* [TASK OBJECTIVE]: Send back the records in full, character for character.
━━━━━━
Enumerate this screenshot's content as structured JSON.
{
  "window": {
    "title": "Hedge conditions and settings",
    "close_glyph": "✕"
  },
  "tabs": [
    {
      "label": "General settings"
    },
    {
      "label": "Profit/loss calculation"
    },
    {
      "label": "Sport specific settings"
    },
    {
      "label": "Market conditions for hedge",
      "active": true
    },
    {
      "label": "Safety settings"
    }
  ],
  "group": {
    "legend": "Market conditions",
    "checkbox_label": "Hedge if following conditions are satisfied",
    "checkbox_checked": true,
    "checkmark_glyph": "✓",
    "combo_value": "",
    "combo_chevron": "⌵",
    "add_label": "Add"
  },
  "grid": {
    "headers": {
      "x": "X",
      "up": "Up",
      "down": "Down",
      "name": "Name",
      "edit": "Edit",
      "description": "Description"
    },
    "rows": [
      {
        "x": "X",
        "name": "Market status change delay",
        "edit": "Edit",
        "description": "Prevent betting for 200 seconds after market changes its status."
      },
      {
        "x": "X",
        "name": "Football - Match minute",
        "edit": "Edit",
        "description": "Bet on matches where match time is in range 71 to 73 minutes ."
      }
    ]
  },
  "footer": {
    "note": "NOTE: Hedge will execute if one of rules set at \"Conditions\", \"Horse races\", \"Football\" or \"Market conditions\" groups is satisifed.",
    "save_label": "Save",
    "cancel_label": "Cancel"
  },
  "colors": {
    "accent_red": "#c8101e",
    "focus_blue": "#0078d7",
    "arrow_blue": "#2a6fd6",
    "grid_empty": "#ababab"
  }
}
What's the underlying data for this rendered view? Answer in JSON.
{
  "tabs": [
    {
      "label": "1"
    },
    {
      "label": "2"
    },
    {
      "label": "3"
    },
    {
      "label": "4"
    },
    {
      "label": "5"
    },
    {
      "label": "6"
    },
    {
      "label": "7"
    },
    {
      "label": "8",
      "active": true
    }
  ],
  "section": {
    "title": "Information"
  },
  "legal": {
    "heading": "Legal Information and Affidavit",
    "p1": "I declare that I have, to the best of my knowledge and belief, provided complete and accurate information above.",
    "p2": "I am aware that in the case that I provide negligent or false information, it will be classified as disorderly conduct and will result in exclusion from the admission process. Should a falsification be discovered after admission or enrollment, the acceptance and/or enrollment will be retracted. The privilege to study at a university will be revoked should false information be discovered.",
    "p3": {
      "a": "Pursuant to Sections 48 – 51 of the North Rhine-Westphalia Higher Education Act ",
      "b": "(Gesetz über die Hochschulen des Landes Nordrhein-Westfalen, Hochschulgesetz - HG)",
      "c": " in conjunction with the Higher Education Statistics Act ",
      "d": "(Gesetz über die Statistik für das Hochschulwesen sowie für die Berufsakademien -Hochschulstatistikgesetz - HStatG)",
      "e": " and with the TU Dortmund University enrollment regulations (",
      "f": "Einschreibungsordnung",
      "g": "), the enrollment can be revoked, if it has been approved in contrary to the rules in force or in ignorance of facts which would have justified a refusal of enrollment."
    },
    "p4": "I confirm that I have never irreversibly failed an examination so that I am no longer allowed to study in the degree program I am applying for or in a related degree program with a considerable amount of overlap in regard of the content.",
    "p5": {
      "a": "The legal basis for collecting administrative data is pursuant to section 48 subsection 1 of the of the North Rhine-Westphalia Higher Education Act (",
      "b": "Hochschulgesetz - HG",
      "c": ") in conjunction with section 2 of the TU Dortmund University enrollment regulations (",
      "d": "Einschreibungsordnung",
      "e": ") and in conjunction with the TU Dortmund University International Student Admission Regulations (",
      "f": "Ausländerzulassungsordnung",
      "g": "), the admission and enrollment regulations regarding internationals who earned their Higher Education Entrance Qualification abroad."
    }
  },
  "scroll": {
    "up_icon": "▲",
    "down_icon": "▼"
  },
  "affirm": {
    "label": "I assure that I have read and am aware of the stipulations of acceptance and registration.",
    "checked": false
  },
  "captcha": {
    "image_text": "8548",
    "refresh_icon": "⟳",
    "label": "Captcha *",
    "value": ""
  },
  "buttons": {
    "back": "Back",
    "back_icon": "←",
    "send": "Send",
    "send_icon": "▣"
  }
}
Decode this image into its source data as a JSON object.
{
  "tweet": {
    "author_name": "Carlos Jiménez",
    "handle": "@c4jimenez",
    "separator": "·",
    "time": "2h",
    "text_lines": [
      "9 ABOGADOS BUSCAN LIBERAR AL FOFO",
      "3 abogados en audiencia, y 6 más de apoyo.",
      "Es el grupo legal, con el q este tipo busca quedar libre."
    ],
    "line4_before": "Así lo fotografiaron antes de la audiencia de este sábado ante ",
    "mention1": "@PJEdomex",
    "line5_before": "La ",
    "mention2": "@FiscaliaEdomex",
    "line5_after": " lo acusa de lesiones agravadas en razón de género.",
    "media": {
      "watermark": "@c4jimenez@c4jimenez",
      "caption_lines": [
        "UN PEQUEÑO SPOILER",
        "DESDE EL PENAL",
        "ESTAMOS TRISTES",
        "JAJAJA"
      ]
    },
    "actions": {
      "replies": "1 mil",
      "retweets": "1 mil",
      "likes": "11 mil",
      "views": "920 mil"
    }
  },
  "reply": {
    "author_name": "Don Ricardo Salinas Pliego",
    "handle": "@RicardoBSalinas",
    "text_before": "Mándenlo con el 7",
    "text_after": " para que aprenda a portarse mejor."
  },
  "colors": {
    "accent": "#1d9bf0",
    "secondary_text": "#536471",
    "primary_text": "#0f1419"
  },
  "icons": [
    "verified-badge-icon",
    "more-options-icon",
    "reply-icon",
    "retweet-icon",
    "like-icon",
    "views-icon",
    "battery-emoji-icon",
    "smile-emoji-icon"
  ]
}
━━━━━━
* [RESPONSE]:
Enumerate this screenshot's content as structured JSON.
{
  "window": {
    "title": "Hedge conditions and settings",
    "close_glyph": "✕"
  },
  "tabs": [
    {
      "label": "General settings"
    },
    {
      "label": "Profit/loss calculation"
    },
    {
      "label": "Sport specific settings"
    },
    {
      "label": "Market conditions for hedge",
      "active": true
    },
    {
      "label": "Safety settings"
    }
  ],
  "group": {
    "legend": "Market conditions",
    "checkbox_label": "Hedge if following conditions are satisfied",
    "checkbox_checked": true,
    "checkmark_glyph": "✓",
    "combo_value": "",
    "combo_chevron": "⌵",
    "add_label": "Add"
  },
  "grid": {
    "headers": {
      "x": "X",
      "up": "Up",
      "down": "Down",
      "name": "Name",
      "edit": "Edit",
      "description": "Description"
    },
    "rows": [
      {
        "x": "X",
        "name": "Market status change delay",
        "edit": "Edit",
        "description": "Prevent betting for 200 seconds after market changes its status."
      },
      {
        "x": "X",
        "name": "Football - Match minute",
        "edit": "Edit",
        "description": "Bet on matches where match time is in range 71 to 73 minutes ."
      }
    ]
  },
  "footer": {
    "note": "NOTE: Hedge will execute if one of rules set at \"Conditions\", \"Horse races\", \"Football\" or \"Market conditions\" groups is satisifed.",
    "save_label": "Save",
    "cancel_label": "Cancel"
  },
  "colors": {
    "accent_red": "#c8101e",
    "focus_blue": "#0078d7",
    "arrow_blue": "#2a6fd6",
    "grid_empty": "#ababab"
  }
}
What's the underlying data for this rendered view? Answer in JSON.
{
  "tabs": [
    {
      "label": "1"
    },
    {
      "label": "2"
    },
    {
      "label": "3"
    },
    {
      "label": "4"
    },
    {
      "label": "5"
    },
    {
      "label": "6"
    },
    {
      "label": "7"
    },
    {
      "label": "8",
      "active": true
    }
  ],
  "section": {
    "title": "Information"
  },
  "legal": {
    "heading": "Legal Information and Affidavit",
    "p1": "I declare that I have, to the best of my knowledge and belief, provided complete and accurate information above.",
    "p2": "I am aware that in the case that I provide negligent or false information, it will be classified as disorderly conduct and will result in exclusion from the admission process. Should a falsification be discovered after admission or enrollment, the acceptance and/or enrollment will be retracted. The privilege to study at a university will be revoked should false information be discovered.",
    "p3": {
      "a": "Pursuant to Sections 48 – 51 of the North Rhine-Westphalia Higher Education Act ",
      "b": "(Gesetz über die Hochschulen des Landes Nordrhein-Westfalen, Hochschulgesetz - HG)",
      "c": " in conjunction with the Higher Education Statistics Act ",
      "d": "(Gesetz über die Statistik für das Hochschulwesen sowie für die Berufsakademien -Hochschulstatistikgesetz - HStatG)",
      "e": " and with the TU Dortmund University enrollment regulations (",
      "f": "Einschreibungsordnung",
      "g": "), the enrollment can be revoked, if it has been approved in contrary to the rules in force or in ignorance of facts which would have justified a refusal of enrollment."
    },
    "p4": "I confirm that I have never irreversibly failed an examination so that I am no longer allowed to study in the degree program I am applying for or in a related degree program with a considerable amount of overlap in regard of the content.",
    "p5": {
      "a": "The legal basis for collecting administrative data is pursuant to section 48 subsection 1 of the of the North Rhine-Westphalia Higher Education Act (",
      "b": "Hochschulgesetz - HG",
      "c": ") in conjunction with section 2 of the TU Dortmund University enrollment regulations (",
      "d": "Einschreibungsordnung",
      "e": ") and in conjunction with the TU Dortmund University International Student Admission Regulations (",
      "f": "Ausländerzulassungsordnung",
      "g": "), the admission and enrollment regulations regarding internationals who earned their Higher Education Entrance Qualification abroad."
    }
  },
  "scroll": {
    "up_icon": "▲",
    "down_icon": "▼"
  },
  "affirm": {
    "label": "I assure that I have read and am aware of the stipulations of acceptance and registration.",
    "checked": false
  },
  "captcha": {
    "image_text": "8548",
    "refresh_icon": "⟳",
    "label": "Captcha *",
    "value": ""
  },
  "buttons": {
    "back": "Back",
    "back_icon": "←",
    "send": "Send",
    "send_icon": "▣"
  }
}
Decode this image into its source data as a JSON object.
{
  "tweet": {
    "author_name": "Carlos Jiménez",
    "handle": "@c4jimenez",
    "separator": "·",
    "time": "2h",
    "text_lines": [
      "9 ABOGADOS BUSCAN LIBERAR AL FOFO",
      "3 abogados en audiencia, y 6 más de apoyo.",
      "Es el grupo legal, con el q este tipo busca quedar libre."
    ],
    "line4_before": "Así lo fotografiaron antes de la audiencia de este sábado ante ",
    "mention1": "@PJEdomex",
    "line5_before": "La ",
    "mention2": "@FiscaliaEdomex",
    "line5_after": " lo acusa de lesiones agravadas en razón de género.",
    "media": {
      "watermark": "@c4jimenez@c4jimenez",
      "caption_lines": [
        "UN PEQUEÑO SPOILER",
        "DESDE EL PENAL",
        "ESTAMOS TRISTES",
        "JAJAJA"
      ]
    },
    "actions": {
      "replies": "1 mil",
      "retweets": "1 mil",
      "likes": "11 mil",
      "views": "920 mil"
    }
  },
  "reply": {
    "author_name": "Don Ricardo Salinas Pliego",
    "handle": "@RicardoBSalinas",
    "text_before": "Mándenlo con el 7",
    "text_after": " para que aprenda a portarse mejor."
  },
  "colors": {
    "accent": "#1d9bf0",
    "secondary_text": "#536471",
    "primary_text": "#0f1419"
  },
  "icons": [
    "verified-badge-icon",
    "more-options-icon",
    "reply-icon",
    "retweet-icon",
    "like-icon",
    "views-icon",
    "battery-emoji-icon",
    "smile-emoji-icon"
  ]
}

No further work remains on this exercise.